• INFORMATION GIVEN:
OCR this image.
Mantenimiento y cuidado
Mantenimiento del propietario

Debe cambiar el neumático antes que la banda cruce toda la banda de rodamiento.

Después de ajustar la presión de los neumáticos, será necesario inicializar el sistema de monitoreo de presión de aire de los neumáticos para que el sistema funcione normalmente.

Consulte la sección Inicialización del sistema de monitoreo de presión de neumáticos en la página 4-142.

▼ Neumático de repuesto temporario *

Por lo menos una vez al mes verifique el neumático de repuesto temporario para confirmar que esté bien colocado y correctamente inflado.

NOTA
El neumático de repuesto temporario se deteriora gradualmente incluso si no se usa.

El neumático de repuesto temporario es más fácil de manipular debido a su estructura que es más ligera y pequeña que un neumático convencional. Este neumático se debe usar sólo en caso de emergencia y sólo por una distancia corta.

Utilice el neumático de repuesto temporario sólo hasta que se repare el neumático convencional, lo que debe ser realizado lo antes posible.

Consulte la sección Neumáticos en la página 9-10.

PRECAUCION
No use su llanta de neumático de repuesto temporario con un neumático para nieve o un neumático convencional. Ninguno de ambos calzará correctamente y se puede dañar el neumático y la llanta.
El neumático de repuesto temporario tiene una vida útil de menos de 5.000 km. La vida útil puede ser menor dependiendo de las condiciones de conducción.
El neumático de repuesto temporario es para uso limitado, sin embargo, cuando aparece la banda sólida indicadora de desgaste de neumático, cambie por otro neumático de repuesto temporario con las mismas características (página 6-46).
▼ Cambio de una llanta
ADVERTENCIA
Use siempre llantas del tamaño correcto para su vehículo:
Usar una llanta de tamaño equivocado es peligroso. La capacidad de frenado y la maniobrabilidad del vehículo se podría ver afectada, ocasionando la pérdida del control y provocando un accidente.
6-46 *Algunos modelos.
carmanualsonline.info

--

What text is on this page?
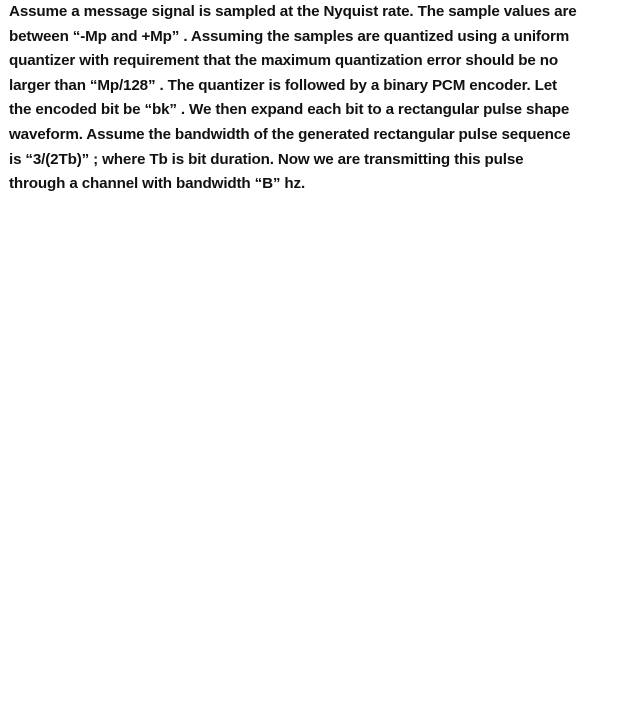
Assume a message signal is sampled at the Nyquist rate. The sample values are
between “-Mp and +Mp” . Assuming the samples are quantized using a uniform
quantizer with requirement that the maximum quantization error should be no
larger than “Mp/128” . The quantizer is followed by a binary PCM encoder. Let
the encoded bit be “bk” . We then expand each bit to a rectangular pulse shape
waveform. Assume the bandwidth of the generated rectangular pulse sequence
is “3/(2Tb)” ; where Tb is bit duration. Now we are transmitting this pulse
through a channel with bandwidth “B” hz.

• TASK DETAILS:
List the lines of the records where "monitoreo" occurs.

• EXPECTED ANSWER:
Después de ajustar la presión de los neumáticos, será necesario inicializar el sistema de monitoreo de presión de aire de los neumáticos para que el sistema funcione normalmente.
Consulte la sección Inicialización del sistema de monitoreo de presión de neumáticos en la página 4-142.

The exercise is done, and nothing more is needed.